* Exercise *
Report back each line of the records that contains the string "image".

* Supplied material *

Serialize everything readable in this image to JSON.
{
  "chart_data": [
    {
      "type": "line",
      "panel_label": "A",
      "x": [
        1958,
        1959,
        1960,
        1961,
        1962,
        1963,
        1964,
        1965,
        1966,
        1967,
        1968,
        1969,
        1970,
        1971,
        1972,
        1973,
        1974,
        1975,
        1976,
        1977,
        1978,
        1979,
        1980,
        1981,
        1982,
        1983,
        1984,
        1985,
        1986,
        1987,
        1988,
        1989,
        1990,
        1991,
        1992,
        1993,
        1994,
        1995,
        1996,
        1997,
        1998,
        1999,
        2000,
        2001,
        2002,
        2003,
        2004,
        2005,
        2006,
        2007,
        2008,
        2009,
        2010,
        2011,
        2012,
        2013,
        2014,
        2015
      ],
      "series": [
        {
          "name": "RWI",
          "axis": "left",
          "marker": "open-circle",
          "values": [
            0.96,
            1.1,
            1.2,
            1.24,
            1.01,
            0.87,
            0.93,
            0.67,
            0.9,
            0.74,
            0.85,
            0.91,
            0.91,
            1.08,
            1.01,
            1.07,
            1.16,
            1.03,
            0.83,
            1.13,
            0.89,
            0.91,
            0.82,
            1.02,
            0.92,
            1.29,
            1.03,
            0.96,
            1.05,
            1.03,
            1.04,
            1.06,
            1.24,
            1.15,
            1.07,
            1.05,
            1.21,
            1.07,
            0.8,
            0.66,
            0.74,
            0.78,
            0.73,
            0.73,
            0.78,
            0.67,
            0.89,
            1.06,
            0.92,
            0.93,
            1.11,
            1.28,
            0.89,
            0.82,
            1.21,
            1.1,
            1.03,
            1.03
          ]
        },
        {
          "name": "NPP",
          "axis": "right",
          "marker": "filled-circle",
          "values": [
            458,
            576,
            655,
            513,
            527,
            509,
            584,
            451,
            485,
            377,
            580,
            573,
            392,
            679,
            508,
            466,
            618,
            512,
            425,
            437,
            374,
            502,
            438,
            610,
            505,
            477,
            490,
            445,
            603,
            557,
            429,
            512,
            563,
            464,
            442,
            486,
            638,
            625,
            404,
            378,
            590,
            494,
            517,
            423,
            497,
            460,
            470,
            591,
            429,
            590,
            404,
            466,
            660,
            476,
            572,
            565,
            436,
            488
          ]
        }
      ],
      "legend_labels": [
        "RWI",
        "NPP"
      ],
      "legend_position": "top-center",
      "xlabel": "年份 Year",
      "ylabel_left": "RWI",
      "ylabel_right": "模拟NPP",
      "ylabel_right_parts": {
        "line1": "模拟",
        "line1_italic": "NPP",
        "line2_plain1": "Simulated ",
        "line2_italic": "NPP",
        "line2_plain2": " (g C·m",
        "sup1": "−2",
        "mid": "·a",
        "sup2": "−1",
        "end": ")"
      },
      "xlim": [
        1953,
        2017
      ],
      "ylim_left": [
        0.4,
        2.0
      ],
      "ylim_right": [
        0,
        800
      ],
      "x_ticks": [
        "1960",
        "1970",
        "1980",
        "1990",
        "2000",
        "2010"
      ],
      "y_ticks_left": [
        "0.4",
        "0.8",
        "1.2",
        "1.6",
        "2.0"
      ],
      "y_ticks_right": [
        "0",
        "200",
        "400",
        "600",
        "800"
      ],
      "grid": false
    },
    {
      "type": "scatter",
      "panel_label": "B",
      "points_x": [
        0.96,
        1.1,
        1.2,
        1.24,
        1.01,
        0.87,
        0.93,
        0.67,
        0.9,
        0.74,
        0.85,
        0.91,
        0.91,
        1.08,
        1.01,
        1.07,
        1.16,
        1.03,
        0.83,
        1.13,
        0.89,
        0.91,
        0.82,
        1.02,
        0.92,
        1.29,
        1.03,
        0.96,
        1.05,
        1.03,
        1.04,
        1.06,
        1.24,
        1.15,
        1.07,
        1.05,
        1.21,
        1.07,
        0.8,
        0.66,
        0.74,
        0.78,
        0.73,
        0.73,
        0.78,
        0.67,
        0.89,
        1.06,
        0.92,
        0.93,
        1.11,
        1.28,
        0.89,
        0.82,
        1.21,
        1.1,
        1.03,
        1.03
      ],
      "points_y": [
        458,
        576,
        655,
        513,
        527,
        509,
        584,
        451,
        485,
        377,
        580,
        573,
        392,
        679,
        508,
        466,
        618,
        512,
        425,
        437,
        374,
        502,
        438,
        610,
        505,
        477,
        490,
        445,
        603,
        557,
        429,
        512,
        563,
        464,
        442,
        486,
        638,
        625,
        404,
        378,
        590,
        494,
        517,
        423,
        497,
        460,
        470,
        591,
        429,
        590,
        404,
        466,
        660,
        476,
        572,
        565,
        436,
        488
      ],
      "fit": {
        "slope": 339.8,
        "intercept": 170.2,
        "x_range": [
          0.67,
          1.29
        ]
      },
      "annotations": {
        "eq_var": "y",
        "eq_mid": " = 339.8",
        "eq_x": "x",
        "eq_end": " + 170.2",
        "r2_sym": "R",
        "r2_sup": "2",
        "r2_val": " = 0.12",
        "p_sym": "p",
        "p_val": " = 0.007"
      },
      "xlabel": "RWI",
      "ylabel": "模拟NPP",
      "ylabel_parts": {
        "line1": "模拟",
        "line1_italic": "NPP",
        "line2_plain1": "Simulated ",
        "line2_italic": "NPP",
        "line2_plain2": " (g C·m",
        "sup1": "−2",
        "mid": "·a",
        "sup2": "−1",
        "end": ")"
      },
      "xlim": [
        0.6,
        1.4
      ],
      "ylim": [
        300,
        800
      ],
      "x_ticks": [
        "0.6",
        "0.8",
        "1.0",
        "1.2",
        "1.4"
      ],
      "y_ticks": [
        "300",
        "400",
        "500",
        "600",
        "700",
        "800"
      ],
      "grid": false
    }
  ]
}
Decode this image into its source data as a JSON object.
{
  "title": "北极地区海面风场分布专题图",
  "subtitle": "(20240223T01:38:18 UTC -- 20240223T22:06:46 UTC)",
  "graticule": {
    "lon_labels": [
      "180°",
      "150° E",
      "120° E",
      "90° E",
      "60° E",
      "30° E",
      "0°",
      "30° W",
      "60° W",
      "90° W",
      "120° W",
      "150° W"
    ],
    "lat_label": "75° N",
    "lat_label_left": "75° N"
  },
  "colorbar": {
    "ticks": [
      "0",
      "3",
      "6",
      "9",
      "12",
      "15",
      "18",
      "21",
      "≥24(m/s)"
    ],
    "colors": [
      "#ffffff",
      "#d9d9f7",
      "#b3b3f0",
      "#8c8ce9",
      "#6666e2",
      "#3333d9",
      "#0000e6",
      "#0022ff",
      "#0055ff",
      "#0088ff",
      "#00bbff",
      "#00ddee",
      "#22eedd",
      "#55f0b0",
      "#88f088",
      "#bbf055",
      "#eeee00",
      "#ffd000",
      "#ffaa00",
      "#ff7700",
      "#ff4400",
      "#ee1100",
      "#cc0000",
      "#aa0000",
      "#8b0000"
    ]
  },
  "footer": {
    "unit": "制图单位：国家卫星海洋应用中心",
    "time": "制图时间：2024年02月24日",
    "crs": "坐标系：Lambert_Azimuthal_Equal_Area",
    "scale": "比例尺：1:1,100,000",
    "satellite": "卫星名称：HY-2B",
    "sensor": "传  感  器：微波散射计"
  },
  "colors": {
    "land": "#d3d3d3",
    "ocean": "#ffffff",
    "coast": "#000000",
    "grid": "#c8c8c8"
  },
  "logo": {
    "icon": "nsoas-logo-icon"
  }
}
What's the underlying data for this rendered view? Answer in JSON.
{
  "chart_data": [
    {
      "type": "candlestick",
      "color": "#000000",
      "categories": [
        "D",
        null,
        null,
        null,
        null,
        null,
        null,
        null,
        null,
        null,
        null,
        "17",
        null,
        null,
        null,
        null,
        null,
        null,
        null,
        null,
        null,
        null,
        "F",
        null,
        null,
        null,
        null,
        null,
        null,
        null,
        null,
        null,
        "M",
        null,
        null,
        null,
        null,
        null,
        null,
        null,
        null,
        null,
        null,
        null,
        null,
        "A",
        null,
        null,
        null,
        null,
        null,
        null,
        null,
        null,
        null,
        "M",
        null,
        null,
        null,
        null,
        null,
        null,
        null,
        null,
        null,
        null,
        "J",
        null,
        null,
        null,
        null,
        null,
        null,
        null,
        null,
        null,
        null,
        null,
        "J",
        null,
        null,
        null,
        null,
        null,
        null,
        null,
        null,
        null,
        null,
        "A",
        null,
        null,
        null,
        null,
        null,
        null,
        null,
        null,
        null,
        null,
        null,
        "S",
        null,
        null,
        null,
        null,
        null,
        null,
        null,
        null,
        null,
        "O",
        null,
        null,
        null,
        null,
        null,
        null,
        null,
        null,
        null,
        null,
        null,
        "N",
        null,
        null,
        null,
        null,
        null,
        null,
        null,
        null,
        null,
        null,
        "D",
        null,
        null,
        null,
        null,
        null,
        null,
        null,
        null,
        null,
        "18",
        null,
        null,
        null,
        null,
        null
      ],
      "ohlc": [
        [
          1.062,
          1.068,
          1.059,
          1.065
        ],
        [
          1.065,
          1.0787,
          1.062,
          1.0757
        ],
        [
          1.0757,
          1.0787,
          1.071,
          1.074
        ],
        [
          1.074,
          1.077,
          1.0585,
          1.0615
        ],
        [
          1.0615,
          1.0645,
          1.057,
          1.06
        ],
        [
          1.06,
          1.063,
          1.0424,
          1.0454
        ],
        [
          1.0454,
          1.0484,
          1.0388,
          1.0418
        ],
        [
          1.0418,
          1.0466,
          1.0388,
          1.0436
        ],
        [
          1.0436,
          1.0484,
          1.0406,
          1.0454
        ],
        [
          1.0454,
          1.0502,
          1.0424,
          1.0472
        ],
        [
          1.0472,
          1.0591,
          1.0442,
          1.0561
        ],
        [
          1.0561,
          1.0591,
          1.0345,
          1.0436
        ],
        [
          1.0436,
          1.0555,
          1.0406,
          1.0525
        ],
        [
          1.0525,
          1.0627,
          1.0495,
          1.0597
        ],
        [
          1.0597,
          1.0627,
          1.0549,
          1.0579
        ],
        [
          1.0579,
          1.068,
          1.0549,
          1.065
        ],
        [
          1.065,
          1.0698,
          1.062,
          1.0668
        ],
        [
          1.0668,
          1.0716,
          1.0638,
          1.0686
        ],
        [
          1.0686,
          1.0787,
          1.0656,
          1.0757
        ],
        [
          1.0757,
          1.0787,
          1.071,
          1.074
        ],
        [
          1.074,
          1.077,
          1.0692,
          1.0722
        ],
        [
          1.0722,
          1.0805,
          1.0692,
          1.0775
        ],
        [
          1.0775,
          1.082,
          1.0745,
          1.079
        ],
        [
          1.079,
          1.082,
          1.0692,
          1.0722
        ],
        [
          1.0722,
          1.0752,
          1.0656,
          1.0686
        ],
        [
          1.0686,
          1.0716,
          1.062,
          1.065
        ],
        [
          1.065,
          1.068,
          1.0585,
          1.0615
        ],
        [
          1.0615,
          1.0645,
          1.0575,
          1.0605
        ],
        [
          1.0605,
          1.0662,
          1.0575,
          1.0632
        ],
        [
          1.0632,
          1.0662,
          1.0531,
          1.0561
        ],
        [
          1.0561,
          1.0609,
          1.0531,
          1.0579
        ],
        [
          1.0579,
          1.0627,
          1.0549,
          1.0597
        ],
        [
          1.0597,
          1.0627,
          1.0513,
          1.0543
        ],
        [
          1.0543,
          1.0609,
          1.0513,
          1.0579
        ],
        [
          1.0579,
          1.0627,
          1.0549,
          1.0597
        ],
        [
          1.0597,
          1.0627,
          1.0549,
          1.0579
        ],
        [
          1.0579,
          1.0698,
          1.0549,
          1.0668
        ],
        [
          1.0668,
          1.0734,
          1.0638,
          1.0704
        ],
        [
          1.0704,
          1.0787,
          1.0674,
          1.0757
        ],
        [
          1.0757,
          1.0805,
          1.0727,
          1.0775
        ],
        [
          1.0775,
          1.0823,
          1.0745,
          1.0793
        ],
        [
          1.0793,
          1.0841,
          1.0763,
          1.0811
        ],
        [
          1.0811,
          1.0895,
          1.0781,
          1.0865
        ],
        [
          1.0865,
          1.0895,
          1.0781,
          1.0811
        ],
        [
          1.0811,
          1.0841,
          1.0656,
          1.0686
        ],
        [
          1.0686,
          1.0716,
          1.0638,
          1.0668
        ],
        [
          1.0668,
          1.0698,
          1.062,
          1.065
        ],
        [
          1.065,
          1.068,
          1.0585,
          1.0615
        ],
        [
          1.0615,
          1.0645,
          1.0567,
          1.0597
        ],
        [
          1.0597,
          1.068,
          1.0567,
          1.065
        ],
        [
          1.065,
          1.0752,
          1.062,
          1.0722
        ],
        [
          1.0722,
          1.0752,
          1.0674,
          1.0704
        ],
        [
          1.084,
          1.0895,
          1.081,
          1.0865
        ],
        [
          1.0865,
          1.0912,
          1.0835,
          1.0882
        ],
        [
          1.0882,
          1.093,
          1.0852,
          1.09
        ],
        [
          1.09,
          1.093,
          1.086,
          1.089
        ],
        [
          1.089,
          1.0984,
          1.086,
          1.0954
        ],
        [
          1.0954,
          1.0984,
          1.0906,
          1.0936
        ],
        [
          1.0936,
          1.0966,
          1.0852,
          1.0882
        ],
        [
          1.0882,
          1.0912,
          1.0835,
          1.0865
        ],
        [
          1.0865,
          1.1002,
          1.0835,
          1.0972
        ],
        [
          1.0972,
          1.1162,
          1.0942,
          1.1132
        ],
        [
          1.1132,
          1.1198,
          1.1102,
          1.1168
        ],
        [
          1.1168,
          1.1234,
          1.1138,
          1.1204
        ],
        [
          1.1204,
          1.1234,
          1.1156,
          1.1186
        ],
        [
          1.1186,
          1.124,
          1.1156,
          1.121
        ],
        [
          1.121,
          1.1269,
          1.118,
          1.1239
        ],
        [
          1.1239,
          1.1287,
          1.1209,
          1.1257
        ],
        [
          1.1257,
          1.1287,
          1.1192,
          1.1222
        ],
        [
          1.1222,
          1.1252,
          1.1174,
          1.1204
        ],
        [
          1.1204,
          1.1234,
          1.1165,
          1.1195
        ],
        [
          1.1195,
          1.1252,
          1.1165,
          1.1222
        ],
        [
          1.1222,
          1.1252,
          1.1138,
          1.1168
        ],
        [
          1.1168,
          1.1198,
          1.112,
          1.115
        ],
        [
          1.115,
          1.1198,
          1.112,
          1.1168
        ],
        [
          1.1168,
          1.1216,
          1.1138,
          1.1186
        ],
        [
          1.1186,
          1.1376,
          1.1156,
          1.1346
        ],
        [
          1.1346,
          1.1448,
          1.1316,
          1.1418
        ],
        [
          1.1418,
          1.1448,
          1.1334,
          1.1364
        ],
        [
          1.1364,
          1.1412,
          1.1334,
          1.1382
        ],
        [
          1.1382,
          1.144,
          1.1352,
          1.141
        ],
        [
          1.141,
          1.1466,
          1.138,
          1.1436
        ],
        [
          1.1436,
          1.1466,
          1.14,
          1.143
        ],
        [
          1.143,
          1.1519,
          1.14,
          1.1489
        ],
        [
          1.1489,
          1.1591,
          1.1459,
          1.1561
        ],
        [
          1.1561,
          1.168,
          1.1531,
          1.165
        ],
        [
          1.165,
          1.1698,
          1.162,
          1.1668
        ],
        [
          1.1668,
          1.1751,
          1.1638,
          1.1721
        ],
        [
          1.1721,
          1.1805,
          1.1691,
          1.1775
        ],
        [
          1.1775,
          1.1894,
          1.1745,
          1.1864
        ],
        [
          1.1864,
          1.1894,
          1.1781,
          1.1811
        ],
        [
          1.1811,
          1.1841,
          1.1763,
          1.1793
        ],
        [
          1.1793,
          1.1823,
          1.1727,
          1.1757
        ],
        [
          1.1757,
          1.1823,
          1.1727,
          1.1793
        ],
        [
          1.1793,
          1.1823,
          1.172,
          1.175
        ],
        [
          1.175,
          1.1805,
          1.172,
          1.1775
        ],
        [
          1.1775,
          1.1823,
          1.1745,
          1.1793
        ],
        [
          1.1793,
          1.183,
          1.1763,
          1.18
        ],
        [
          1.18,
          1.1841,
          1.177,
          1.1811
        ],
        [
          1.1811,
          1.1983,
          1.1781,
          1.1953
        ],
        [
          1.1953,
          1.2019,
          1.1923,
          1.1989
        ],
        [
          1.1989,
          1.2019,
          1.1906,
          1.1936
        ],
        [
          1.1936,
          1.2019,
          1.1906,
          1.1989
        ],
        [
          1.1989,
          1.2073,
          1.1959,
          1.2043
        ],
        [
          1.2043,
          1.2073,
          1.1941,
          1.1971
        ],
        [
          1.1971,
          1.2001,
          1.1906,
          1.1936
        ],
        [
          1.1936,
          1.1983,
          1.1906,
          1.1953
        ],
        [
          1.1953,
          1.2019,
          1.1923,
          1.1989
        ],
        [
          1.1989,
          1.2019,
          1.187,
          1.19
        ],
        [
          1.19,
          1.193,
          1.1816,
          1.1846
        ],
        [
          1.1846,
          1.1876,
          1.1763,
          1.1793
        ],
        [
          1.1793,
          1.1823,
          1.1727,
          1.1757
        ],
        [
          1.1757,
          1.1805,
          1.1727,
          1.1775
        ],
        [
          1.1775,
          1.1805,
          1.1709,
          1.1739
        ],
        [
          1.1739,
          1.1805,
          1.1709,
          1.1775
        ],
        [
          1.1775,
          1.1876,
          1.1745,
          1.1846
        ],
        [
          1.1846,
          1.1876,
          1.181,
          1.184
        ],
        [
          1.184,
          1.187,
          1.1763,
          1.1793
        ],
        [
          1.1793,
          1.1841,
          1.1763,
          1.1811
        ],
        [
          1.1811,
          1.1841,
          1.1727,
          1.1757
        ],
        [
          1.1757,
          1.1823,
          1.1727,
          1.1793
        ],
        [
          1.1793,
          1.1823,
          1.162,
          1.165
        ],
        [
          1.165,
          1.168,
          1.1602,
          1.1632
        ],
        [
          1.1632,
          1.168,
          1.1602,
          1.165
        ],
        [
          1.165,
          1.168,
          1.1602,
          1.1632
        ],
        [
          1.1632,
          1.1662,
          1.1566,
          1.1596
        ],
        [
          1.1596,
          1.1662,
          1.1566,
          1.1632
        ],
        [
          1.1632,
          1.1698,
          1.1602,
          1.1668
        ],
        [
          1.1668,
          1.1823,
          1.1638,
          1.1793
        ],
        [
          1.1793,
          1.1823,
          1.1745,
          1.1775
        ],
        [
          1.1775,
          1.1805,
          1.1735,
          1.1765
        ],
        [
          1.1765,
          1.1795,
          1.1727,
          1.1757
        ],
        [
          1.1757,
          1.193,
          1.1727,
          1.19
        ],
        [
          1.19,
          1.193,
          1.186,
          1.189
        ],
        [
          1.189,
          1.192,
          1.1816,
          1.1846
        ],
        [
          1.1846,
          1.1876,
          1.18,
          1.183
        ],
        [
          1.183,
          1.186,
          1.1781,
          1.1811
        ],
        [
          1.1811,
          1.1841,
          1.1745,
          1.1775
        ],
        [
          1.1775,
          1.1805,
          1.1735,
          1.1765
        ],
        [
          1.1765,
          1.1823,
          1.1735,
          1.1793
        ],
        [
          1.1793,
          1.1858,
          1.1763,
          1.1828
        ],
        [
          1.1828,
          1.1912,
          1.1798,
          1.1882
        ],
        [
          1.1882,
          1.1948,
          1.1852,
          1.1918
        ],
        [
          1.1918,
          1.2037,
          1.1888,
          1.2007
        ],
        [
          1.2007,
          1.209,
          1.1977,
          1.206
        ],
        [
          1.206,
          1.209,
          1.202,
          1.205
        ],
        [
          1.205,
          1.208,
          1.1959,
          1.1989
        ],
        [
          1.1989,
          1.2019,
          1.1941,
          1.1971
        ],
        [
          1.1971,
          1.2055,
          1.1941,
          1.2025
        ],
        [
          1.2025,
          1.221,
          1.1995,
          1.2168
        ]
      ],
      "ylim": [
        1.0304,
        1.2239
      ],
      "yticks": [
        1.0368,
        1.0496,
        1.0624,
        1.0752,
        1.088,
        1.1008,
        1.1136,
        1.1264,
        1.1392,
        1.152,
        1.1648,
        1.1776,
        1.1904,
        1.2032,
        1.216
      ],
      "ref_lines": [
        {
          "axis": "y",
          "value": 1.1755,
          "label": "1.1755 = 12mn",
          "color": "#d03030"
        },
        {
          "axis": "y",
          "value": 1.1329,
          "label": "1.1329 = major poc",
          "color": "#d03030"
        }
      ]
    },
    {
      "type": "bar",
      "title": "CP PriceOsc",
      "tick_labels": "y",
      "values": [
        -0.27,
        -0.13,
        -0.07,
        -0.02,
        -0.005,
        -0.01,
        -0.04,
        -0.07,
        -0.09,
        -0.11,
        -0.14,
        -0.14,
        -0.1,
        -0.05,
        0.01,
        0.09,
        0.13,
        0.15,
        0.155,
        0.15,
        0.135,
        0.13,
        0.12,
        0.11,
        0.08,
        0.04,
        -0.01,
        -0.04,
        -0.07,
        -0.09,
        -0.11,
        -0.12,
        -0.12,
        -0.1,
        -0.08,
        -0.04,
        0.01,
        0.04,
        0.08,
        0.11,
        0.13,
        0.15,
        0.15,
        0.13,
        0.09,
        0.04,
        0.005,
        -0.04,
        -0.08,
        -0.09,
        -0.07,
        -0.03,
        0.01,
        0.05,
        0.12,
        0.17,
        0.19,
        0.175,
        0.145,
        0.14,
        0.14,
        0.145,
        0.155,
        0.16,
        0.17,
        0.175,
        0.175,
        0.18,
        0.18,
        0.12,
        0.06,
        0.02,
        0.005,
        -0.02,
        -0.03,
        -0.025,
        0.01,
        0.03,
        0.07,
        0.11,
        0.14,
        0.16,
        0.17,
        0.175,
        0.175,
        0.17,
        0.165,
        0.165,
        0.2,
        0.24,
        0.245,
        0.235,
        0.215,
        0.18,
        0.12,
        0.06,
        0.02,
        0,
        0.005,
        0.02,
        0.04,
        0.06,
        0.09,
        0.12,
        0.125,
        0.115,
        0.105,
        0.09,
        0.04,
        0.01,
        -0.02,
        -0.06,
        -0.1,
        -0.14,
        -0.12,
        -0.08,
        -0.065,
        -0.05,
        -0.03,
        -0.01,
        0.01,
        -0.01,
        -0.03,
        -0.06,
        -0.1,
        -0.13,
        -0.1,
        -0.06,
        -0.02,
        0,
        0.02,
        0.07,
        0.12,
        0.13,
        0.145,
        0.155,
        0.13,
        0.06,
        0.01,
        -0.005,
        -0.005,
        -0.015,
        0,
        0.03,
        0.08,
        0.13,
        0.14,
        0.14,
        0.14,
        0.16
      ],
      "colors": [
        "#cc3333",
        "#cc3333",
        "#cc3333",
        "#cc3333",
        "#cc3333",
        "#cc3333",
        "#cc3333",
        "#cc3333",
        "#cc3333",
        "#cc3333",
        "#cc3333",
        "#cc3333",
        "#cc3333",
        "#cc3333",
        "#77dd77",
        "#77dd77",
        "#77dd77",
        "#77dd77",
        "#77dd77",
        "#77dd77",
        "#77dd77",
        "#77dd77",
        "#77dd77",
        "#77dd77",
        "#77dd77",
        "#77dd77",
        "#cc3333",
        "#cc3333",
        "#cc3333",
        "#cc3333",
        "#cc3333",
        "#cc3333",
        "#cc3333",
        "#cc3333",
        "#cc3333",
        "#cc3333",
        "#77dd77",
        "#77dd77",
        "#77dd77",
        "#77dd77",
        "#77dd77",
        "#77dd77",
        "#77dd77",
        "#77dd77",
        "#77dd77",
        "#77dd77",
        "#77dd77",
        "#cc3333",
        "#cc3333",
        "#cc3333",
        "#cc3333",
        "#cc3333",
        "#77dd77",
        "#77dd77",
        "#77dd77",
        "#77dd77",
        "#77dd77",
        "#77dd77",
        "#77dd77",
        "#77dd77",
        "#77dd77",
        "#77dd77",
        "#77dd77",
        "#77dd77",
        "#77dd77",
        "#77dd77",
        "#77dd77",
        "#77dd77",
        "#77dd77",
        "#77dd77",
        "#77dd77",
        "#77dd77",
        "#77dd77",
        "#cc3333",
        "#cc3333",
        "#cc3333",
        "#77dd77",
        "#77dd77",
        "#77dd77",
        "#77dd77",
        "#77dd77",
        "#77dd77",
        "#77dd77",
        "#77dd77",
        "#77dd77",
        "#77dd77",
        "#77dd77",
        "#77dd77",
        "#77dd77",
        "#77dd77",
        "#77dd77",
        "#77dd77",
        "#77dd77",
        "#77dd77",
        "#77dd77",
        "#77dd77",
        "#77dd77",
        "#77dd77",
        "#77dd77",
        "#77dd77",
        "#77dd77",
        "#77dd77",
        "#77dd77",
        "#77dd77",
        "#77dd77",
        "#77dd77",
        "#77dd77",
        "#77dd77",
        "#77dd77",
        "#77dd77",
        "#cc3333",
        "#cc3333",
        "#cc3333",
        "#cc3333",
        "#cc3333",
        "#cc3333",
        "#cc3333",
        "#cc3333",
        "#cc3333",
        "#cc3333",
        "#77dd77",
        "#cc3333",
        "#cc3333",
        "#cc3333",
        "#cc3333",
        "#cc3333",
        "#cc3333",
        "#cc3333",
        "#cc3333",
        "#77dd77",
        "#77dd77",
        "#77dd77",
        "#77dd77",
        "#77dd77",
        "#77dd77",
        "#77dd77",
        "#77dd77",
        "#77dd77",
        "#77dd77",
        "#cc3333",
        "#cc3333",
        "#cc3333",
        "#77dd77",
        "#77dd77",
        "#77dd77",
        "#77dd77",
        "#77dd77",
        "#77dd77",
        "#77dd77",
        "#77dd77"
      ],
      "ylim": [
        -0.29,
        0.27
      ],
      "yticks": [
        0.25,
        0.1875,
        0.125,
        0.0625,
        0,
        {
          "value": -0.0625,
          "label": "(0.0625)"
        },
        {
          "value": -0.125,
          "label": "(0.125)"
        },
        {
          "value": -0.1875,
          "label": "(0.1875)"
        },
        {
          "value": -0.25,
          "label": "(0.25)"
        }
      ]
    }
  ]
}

* Written solution *
Serialize everything readable in this image to JSON.
Decode this image into its source data as a JSON object.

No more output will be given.